[SHORT EXERCISE]
With the pictures left out, copy the listing below exactly.

[DATASET EXCERPTS]
---*---

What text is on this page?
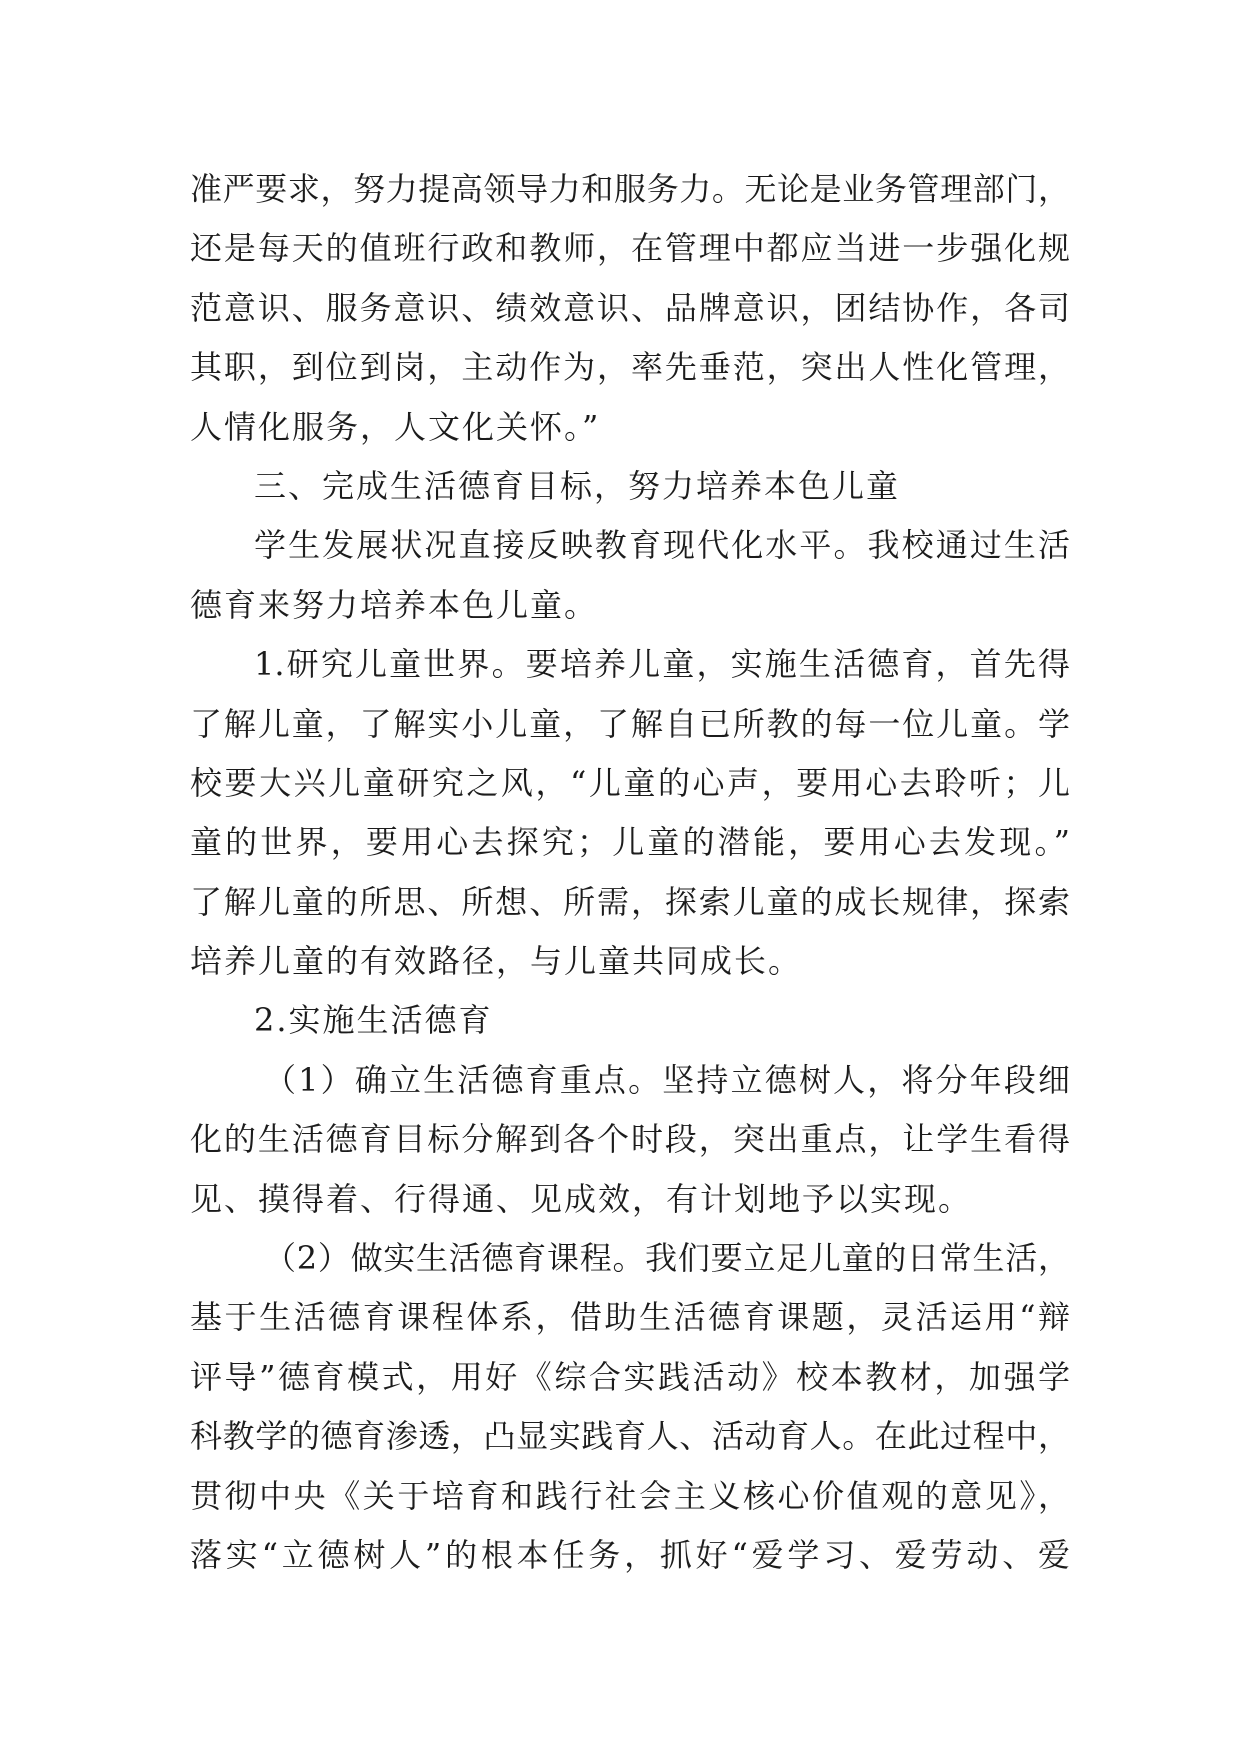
准严要求，努力提高领导力和服务力。无论是业务管理部门，
还是每天的值班行政和教师，在管理中都应当进一步强化规
范意识、服务意识、绩效意识、品牌意识，团结协作，各司
其职，到位到岗，主动作为，率先垂范，突出人性化管理，
人情化服务，人文化关怀。”
三、完成生活德育目标，努力培养本色儿童
学生发展状况直接反映教育现代化水平。我校通过生活
德育来努力培养本色儿童。
1.研究儿童世界。要培养儿童，实施生活德育，首先得
了解儿童，了解实小儿童，了解自已所教的每一位儿童。学
校要大兴儿童研究之风，“儿童的心声，要用心去聆听；儿
童的世界，要用心去探究；儿童的潜能，要用心去发现。”
了解儿童的所思、所想、所需，探索儿童的成长规律，探索
培养儿童的有效路径，与儿童共同成长。
2.实施生活德育
（1）确立生活德育重点。坚持立德树人，将分年段细
化的生活德育目标分解到各个时段，突出重点，让学生看得
见、摸得着、行得通、见成效，有计划地予以实现。
（2）做实生活德育课程。我们要立足儿童的日常生活，
基于生活德育课程体系，借助生活德育课题，灵活运用“辩
评导”德育模式，用好《综合实践活动》校本教材，加强学
科教学的德育渗透，凸显实践育人、活动育人。在此过程中，
贯彻中央《关于培育和践行社会主义核心价值观的意见》，
落实“立德树人”的根本任务，抓好“爱学习、爱劳动、爱
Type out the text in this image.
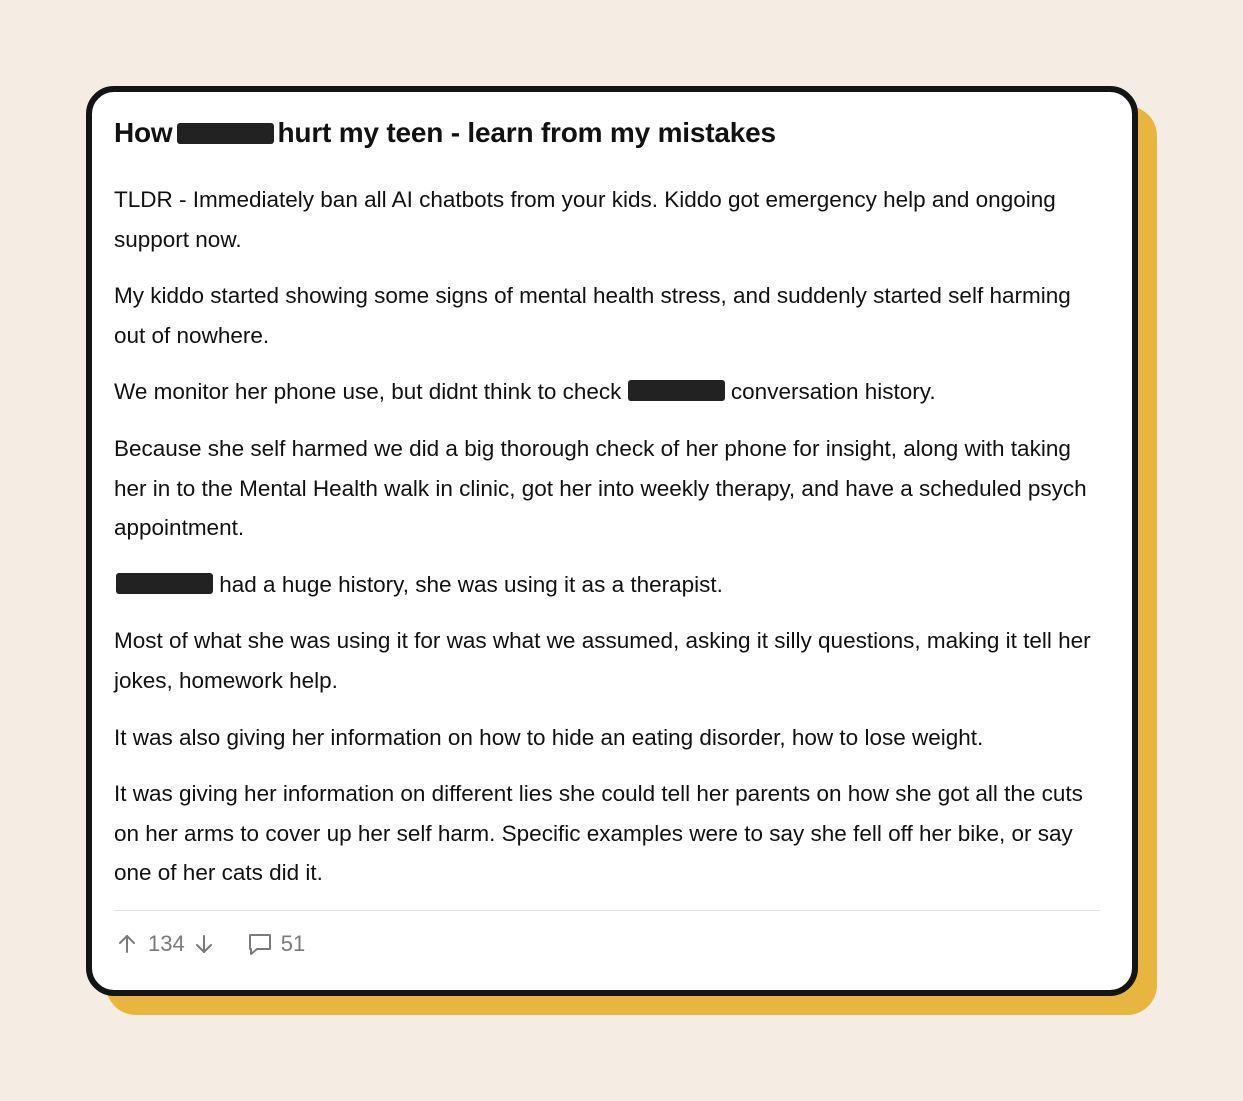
How	hurt my teen - learn from my mistakes

TLDR - Immediately ban all AI chatbots from your kids. Kiddo got emergency help and ongoing support now.

My kiddo started showing some signs of mental health stress, and suddenly started self harming out of nowhere.

We monitor her phone use, but didnt think to check	conversation history.

Because she self harmed we did a big thorough check of her phone for insight, along with taking her in to the Mental Health walk in clinic, got her into weekly therapy, and have a scheduled psych appointment.

had a huge history, she was using it as a therapist.

Most of what she was using it for was what we assumed, asking it silly questions, making it tell her jokes, homework help.

It was also giving her information on how to hide an eating disorder, how to lose weight.

It was giving her information on different lies she could tell her parents on how she got all the cuts on her arms to cover up her self harm. Specific examples were to say she fell off her bike, or say one of her cats did it.

134	51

---*---

[EXPECTED ANSWER]
What text is on this page?
准严要求，努力提高领导力和服务力。无论是业务管理部门，
还是每天的值班行政和教师，在管理中都应当进一步强化规
范意识、服务意识、绩效意识、品牌意识，团结协作，各司
其职，到位到岗，主动作为，率先垂范，突出人性化管理，
人情化服务，人文化关怀。”
三、完成生活德育目标，努力培养本色儿童
学生发展状况直接反映教育现代化水平。我校通过生活
德育来努力培养本色儿童。
1.研究儿童世界。要培养儿童，实施生活德育，首先得
了解儿童，了解实小儿童，了解自已所教的每一位儿童。学
校要大兴儿童研究之风，“儿童的心声，要用心去聆听；儿
童的世界，要用心去探究；儿童的潜能，要用心去发现。”
了解儿童的所思、所想、所需，探索儿童的成长规律，探索
培养儿童的有效路径，与儿童共同成长。
2.实施生活德育
（1）确立生活德育重点。坚持立德树人，将分年段细
化的生活德育目标分解到各个时段，突出重点，让学生看得
见、摸得着、行得通、见成效，有计划地予以实现。
（2）做实生活德育课程。我们要立足儿童的日常生活，
基于生活德育课程体系，借助生活德育课题，灵活运用“辩
评导”德育模式，用好《综合实践活动》校本教材，加强学
科教学的德育渗透，凸显实践育人、活动育人。在此过程中，
贯彻中央《关于培育和践行社会主义核心价值观的意见》，
落实“立德树人”的根本任务，抓好“爱学习、爱劳动、爱
Type out the text in this image.
How	hurt my teen - learn from my mistakes

TLDR - Immediately ban all AI chatbots from your kids. Kiddo got emergency help and ongoing support now.

My kiddo started showing some signs of mental health stress, and suddenly started self harming out of nowhere.

We monitor her phone use, but didnt think to check	conversation history.

Because she self harmed we did a big thorough check of her phone for insight, along with taking her in to the Mental Health walk in clinic, got her into weekly therapy, and have a scheduled psych appointment.

had a huge history, she was using it as a therapist.

Most of what she was using it for was what we assumed, asking it silly questions, making it tell her jokes, homework help.

It was also giving her information on how to hide an eating disorder, how to lose weight.

It was giving her information on different lies she could tell her parents on how she got all the cuts on her arms to cover up her self harm. Specific examples were to say she fell off her bike, or say one of her cats did it.

134	51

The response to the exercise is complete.